*Instructions for the task:* Below are the records; copy each line in them that holds the word "其中Q₁".

(Recorded data)

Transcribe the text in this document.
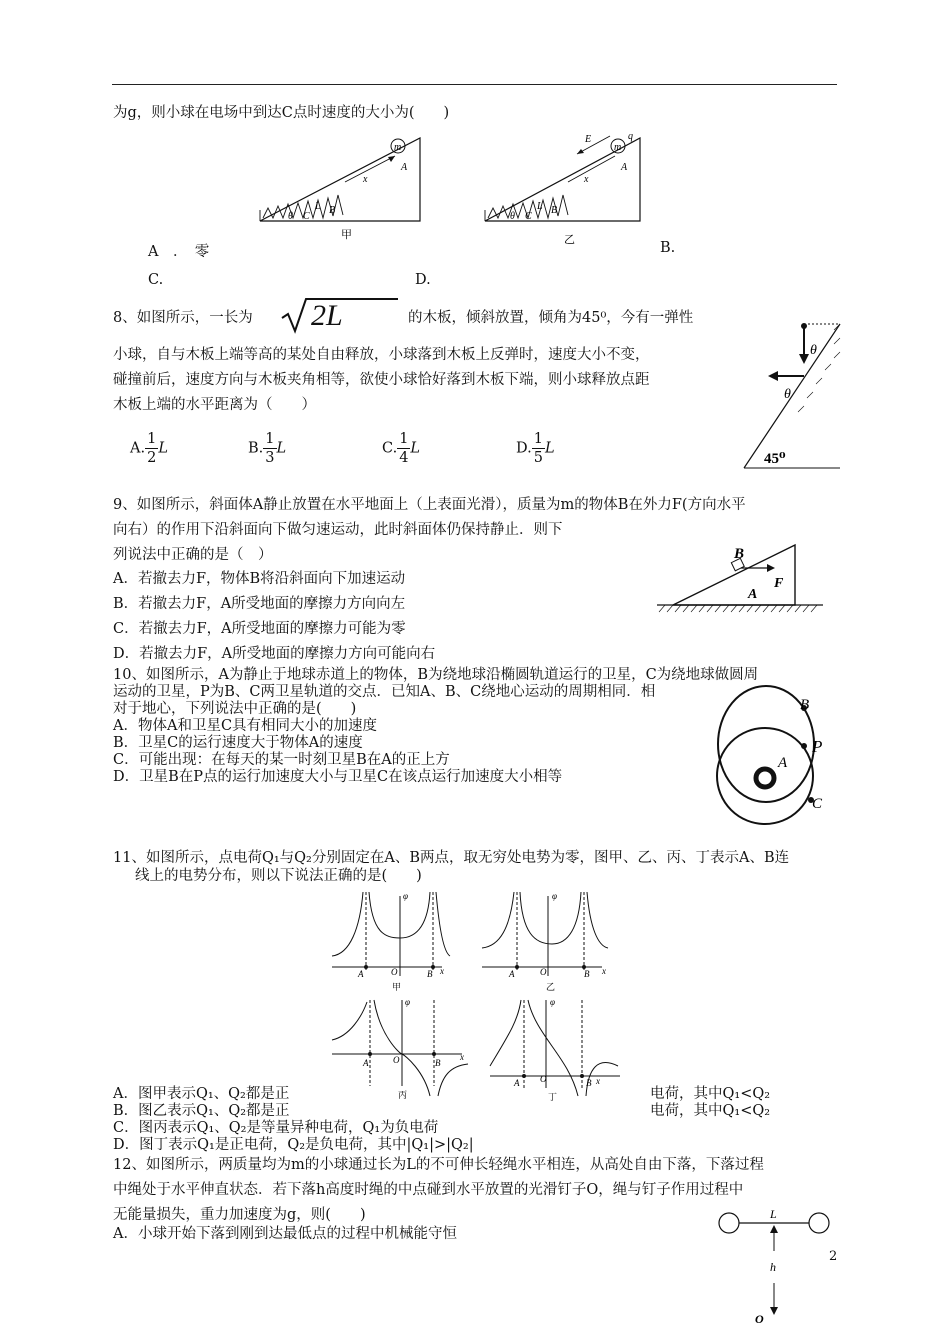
为g，则小球在电场中到达C点时速度的大小为(　　)
m
A
x
L B
C
θ
甲
m
q
E
A
x
L B
C
θ
乙
A　．　零	B.
C.	D.
8、如图所示，一长为 2L	的木板，倾斜放置，倾角为45⁰，今有一弹性
小球，自与木板上端等高的某处自由释放，小球落到木板上反弹时，速度大小不变，
碰撞前后，速度方向与木板夹角相等，欲使小球恰好落到木板下端，则小球释放点距
木板上端的水平距离为（　　）
A. $\frac{1}{2}L$	B. $\frac{1}{3}L$	C. $\frac{1}{4}L$	D. $\frac{1}{5}L$
θ
θ
45⁰
9、如图所示，斜面体A静止放置在水平地面上（上表面光滑），质量为m的物体B在外力F(方向水平
向右）的作用下沿斜面向下做匀速运动，此时斜面体仍保持静止．则下
列说法中正确的是（　）
A．若撤去力F，物体B将沿斜面向下加速运动
B．若撤去力F，A所受地面的摩擦力方向向左
C．若撤去力F，A所受地面的摩擦力可能为零
D．若撤去力F，A所受地面的摩擦力方向可能向右
B
F
A
10、如图所示，A为静止于地球赤道上的物体，B为绕地球沿椭圆轨道运行的卫星，C为绕地球做圆周
运动的卫星，P为B、C两卫星轨道的交点．已知A、B、C绕地心运动的周期相同．相
对于地心，下列说法中正确的是(　　)
A．物体A和卫星C具有相同大小的加速度
B．卫星C的运行速度大于物体A的速度
C．可能出现：在每天的某一时刻卫星B在A的正上方
D．卫星B在P点的运行加速度大小与卫星C在该点运行加速度大小相等
B
P
A
C
11、如图所示，点电荷Q₁与Q₂分别固定在A、B两点，取无穷处电势为零，图甲、乙、丙、丁表示A、B连
线上的电势分布，则以下说法正确的是(　　)
φ
A	O	B x
甲
φ
A	O	B x
乙
φ
A	O	B
x
丙
φ
A O	B x
丁
A．图甲表示Q₁、Q₂都是正	电荷，其中Q₁<Q₂
B．图乙表示Q₁、Q₂都是正	电荷，其中Q₁<Q₂
C．图丙表示Q₁、Q₂是等量异种电荷，Q₁为负电荷
D．图丁表示Q₁是正电荷，Q₂是负电荷，其中|Q₁|>|Q₂|
12、如图所示，两质量均为m的小球通过长为L的不可伸长轻绳水平相连，从高处自由下落，下落过程
中绳处于水平伸直状态．若下落h高度时绳的中点碰到水平放置的光滑钉子O，绳与钉子作用过程中
无能量损失，重力加速度为g，则(　　)
A．小球开始下落到刚到达最低点的过程中机械能守恒
L
h
O
2
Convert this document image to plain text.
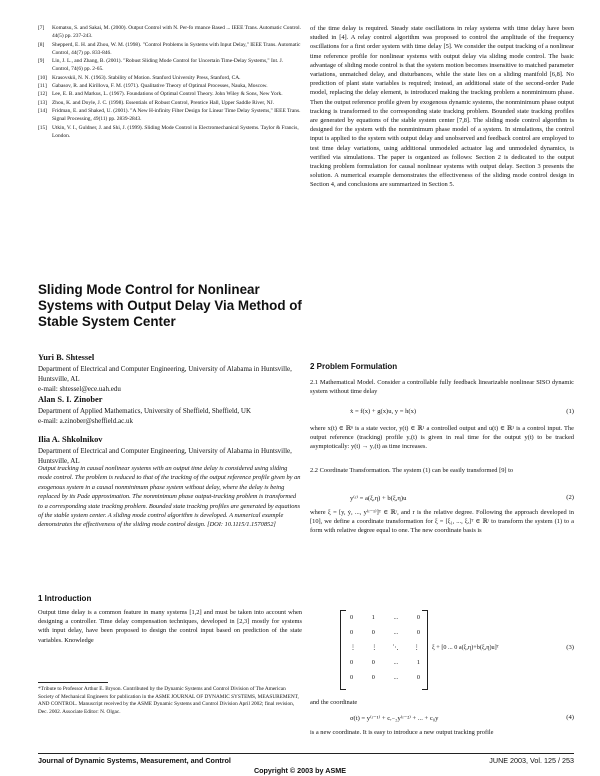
[7]	Komatsu, S. and Sakai, M. (2000). Output Control with N. Per-fo rmance Based ... IEEE Trans. Automatic Control. 44(5) pp. 237-243.
[8]	Shepperd, E. H. and Zhou, W. M. (1998). "Control Problems in Systems with Input Delay," IEEE Trans. Automatic Control, 44(7) pp. 833-846.
[9]	Lin, J. L., and Zhang, B. (2001). "Robust Sliding Mode Control for Uncertain Time-Delay Systems," Int. J. Control, 74(6) pp. 2-65.
[10] Krasovskii, N. N. (1963). Stability of Motion. Stanford University Press, Stanford, CA.
[11] Gabasov, R. and Kirillova, F. M. (1971). Qualitative Theory of Optimal Processes, Nauka, Moscow.
[12] Lee, E. B. and Markus, L. (1967). Foundations of Optimal Control Theory. John Wiley & Sons, New York.
[13] Zhou, K. and Doyle, J. C. (1998). Essentials of Robust Control, Prentice Hall, Upper Saddle River, NJ.
[14] Fridman, E. and Shaked, U. (2001). "A New H-infinity Filter Design for Linear Time Delay Systems," IEEE Trans. Signal Processing, 49(11) pp. 2839-2843.
[15] Utkin, V. I., Guldner, J. and Shi, J. (1999). Sliding Mode Control in Electromechanical Systems. Taylor & Francis, London.
Sliding Mode Control for Nonlinear Systems with Output Delay Via Method of Stable System Center
Yuri B. Shtessel
Department of Electrical and Computer Engineering, University of Alabama in Huntsville, Huntsville, AL
e-mail: shtessel@ece.uah.edu
Alan S. I. Zinober
Department of Applied Mathematics, University of Sheffield, Sheffield, UK
e-mail: a.zinober@sheffield.ac.uk
Ilia A. Shkolnikov
Department of Electrical and Computer Engineering, University of Alabama in Huntsville, Huntsville, AL
Output tracking in causal nonlinear systems with an output time delay is considered using sliding mode control. The problem is reduced to that of the tracking of the output reference profile given by an exogenous system in a causal nonminimum phase system without delay, where the delay is being replaced by its Pade approximation. The nonminimum phase output-tracking problem is transformed to a corresponding state tracking problem. Bounded state tracking profiles are generated by equations of the stable system center. A sliding mode control algorithm is developed. A numerical example demonstrates the effectiveness of the sliding mode control design. [DOI: 10.1115/1.1570852]
1 Introduction
Output time delay is a common feature in many systems [1,2] and must be taken into account when designing a controller. Time delay compensation techniques, developed in [2,3] mostly for systems with input delay, have been proposed to design the control input based on prediction of the state variables. Knowledge
*Tribute to Professor Arthur E. Bryson. Contributed by the Dynamic Systems and Control Division of The American Society of Mechanical Engineers for publication in the ASME JOURNAL OF DYNAMIC SYSTEMS, MEASUREMENT, AND CONTROL. Manuscript received by the ASME Dynamic Systems and Control Division April 2002; final revision, Dec. 2002. Associate Editor: N. Olgac.
of the time delay is required. Steady state oscillations in relay systems with time delay have been studied in [4]. A relay control algorithm was proposed to control the amplitude of the frequency oscillations for a first order system with time delay [5]. We consider the output tracking of a nonlinear time reference profile for nonlinear systems with output delay via sliding mode control. The basic advantage of sliding mode control is that the system motion becomes insensitive to matched parameter variations, unmatched delay, and disturbances, while the state lies on a sliding manifold [6,8]. No prediction of plant state variables is required; instead, an additional state of the second-order Pade model, replacing the delay element, is introduced making the tracking problem a nonminimum phase. Then the output reference profile given by exogenous dynamic systems, the nonminimum phase output tracking is transformed to the corresponding state tracking problem. Bounded state tracking profiles are generated by equations of the stable system center [7,8]. The sliding mode control algorithm is designed for the system with the nonminimum phase model of a system. In simulations, the control input is applied to the system with output delay and unobserved and feedback control are employed to test time delay variations, using additional unmodeled actuator lag and unmodeled dynamics, is verified via simulations. The paper is organized as follows: Section 2 is dedicated to the output tracking problem formulation for causal nonlinear systems with output delay. Section 3 presents the solution. A numerical example demonstrates the effectiveness of the sliding mode control design in Section 4, and conclusions are summarized in Section 5.
2 Problem Formulation
2.1 Mathematical Model. Consider a controllable fully feedback linearizable nonlinear SISO dynamic system without time delay
ẋ = f(x) + g(x)u, y = h(x)	(1)
where x(t) ∈ ℝⁿ is a state vector, y(t) ∈ ℝ¹ a controlled output and u(t) ∈ ℝ¹ is a control input. The output reference (tracking) profile yᵣ(t) is given in real time for the output y(t) to be tracked asymptotically: y(t) → yᵣ(t) as time increases.
2.2 Coordinate Transformation. The system (1) can be easily transformed [9] to
y⁽ʳ⁾ = a(ξ,η) + b(ξ,η)u	(2)
where ξ = [y, ẏ, ..., y⁽ʳ⁻¹⁾]ᵀ ∈ ℝʳ, and r is the relative degree. Following the approach developed in [10], we define a coordinate transformation for ξ = [ξ₁, ..., ξᵣ]ᵀ ∈ ℝʳ to transform the system (1) to a form with relative degree equal to one. The new coordinate basis is
0	1	...	0
0	0	...	0
⋮ ⋮ ⋱ ⋮
0	0	...	1
0	0	...	0
ξ + [0 ... 0 a(ξ,η)+b(ξ,η)u]ᵀ	(3)
and the coordinate
σ(t) = y⁽ʳ⁻¹⁾ + cᵣ₋₂y⁽ʳ⁻²⁾ + ... + c₀y	(4)
is a new coordinate. It is easy to introduce a new output tracking profile
Journal of Dynamic Systems, Measurement, and Control	JUNE 2003, Vol. 125 / 253
Copyright © 2003 by ASME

*Completed exercise:*
A．图甲表示Q₁、Q₂都是正	电荷，其中Q₁<Q₂
B．图乙表示Q₁、Q₂都是正	电荷，其中Q₁<Q₂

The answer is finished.